>> begin DATASET CONTENT
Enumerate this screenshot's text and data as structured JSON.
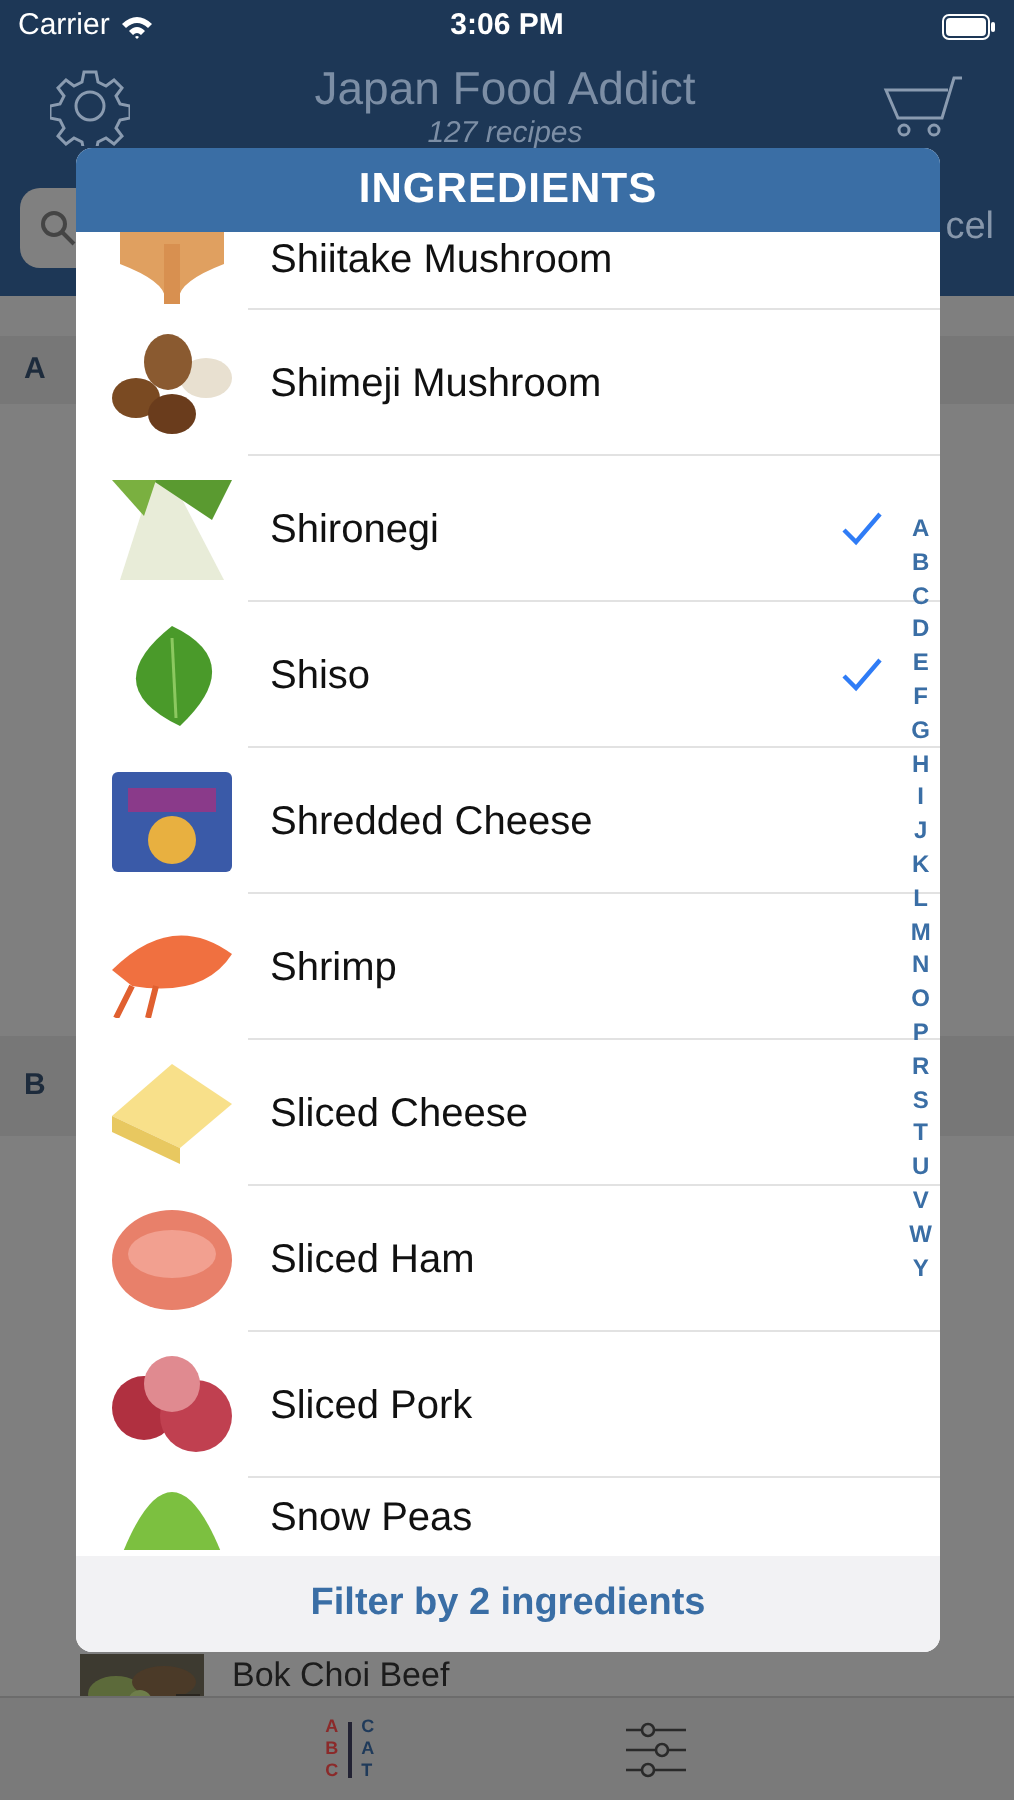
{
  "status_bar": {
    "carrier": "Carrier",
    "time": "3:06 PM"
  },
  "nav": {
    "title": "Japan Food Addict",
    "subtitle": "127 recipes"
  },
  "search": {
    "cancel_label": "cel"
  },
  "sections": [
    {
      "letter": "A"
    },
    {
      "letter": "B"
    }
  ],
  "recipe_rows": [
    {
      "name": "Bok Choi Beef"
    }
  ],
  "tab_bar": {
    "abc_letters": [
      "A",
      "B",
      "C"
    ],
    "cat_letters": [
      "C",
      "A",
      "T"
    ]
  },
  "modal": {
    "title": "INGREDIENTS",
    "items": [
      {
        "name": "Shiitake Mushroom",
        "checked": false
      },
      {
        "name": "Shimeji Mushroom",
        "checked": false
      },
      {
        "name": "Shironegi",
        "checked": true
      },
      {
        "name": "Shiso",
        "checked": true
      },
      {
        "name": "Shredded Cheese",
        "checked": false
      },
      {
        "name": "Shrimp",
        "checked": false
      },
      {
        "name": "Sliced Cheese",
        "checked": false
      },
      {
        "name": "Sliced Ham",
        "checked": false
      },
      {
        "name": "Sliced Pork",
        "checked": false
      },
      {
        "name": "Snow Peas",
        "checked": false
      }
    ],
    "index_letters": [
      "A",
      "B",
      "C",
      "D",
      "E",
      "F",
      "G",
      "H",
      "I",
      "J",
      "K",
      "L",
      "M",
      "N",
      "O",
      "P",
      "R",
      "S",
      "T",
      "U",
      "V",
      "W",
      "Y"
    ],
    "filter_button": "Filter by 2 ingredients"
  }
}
>> end DATASET CONTENT
WHAT NEEDS TO BE DONE: Find every line above that contains the word "Sliced", and return each one.

TASK SOLUTION:
        "name": "Sliced Cheese",
        "name": "Sliced Ham",
        "name": "Sliced Pork",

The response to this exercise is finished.